• STATED GOAL
Copy each line below in which the word "JSON" occurs.
= = = =
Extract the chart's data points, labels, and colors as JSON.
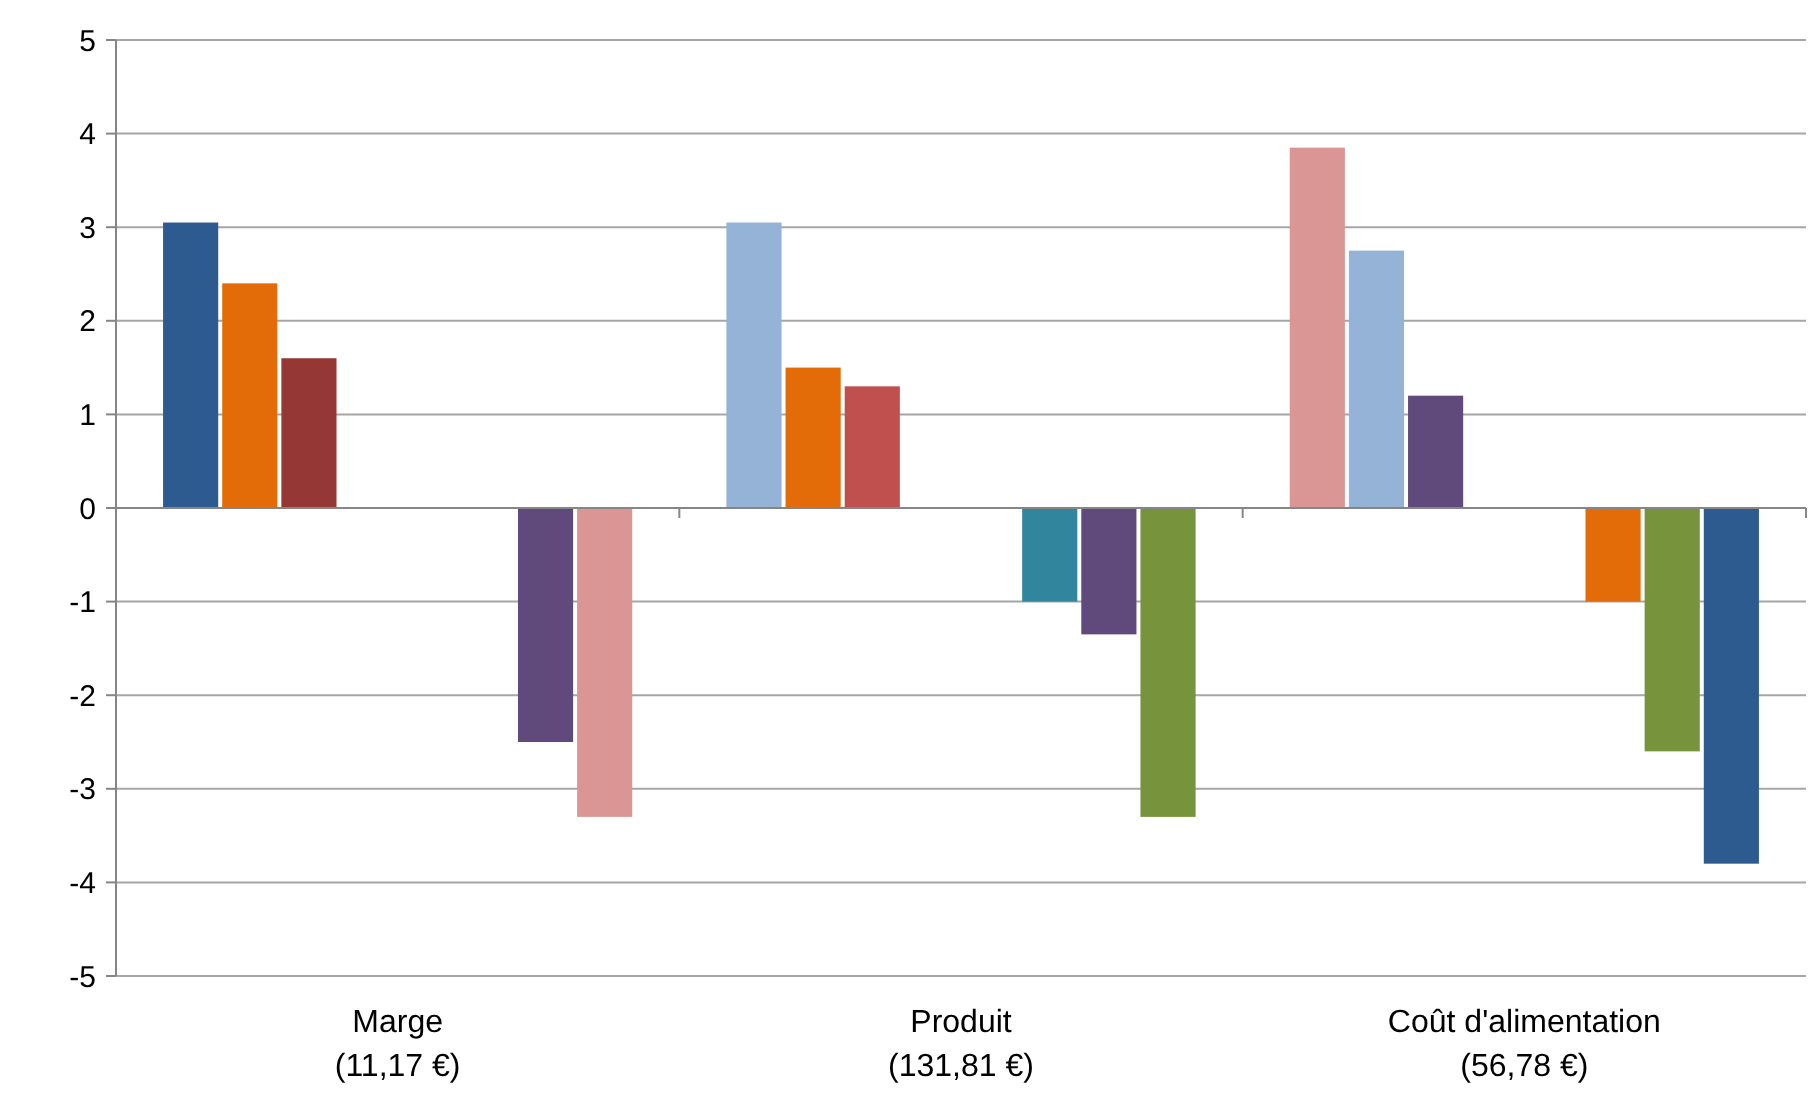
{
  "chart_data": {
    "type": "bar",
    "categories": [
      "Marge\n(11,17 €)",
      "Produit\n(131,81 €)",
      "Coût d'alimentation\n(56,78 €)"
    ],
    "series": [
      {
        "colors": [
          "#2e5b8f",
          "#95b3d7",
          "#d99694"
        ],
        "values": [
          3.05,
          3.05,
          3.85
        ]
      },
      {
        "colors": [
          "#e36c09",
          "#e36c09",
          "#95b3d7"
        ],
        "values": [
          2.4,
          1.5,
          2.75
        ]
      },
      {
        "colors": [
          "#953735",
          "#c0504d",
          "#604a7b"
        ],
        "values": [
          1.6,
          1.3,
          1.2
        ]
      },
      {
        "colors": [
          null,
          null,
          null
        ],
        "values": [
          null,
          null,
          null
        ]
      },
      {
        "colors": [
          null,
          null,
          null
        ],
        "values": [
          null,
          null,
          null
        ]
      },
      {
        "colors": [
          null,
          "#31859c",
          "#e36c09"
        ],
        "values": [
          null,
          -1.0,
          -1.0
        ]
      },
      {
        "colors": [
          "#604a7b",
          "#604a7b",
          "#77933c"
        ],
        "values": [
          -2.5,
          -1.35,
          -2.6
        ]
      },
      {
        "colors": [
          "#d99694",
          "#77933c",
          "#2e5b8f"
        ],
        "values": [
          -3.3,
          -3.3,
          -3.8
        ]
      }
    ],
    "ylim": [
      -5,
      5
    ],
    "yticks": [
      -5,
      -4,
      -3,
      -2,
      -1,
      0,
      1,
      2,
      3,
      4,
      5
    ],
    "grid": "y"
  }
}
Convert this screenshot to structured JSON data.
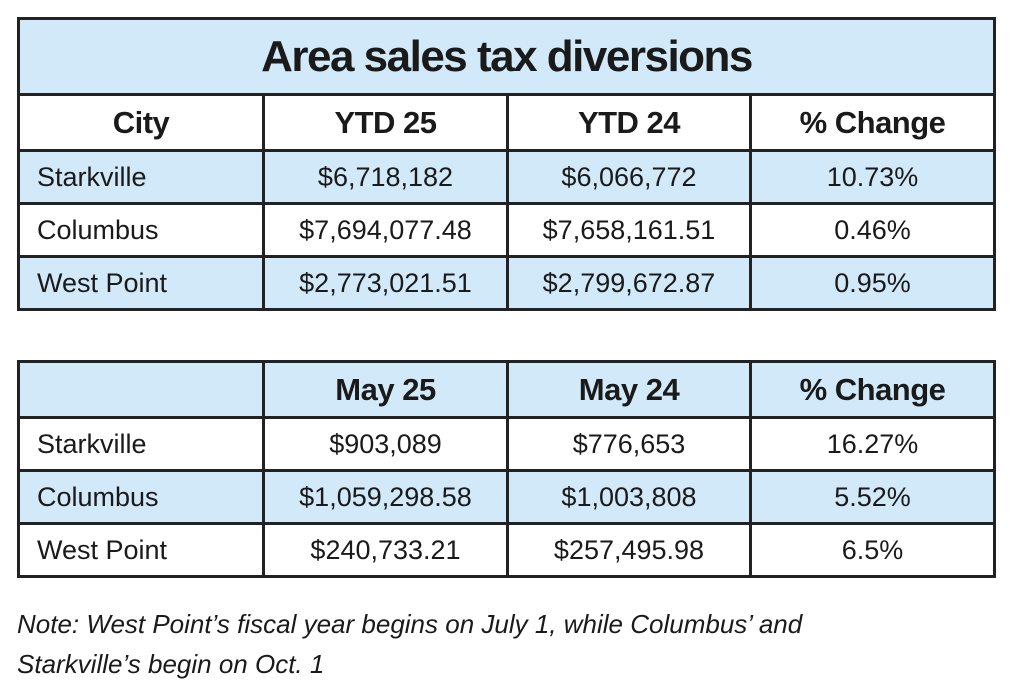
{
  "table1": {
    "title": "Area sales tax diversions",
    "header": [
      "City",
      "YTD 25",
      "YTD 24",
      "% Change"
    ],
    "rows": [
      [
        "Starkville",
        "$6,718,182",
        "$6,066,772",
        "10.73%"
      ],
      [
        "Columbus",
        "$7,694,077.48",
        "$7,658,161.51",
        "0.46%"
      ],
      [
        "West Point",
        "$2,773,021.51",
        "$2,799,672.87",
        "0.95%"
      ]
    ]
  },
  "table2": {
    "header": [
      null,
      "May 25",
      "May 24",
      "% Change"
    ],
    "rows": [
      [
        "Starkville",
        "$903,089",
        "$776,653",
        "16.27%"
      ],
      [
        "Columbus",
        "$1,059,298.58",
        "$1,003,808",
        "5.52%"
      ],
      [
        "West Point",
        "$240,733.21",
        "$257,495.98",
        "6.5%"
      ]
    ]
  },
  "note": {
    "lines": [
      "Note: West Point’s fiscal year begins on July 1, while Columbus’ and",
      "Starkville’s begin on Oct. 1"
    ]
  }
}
= = = =
• RESPONSE TO THIS TASK
Extract the chart's data points, labels, and colors as JSON.
Convert this screenshot to structured JSON data.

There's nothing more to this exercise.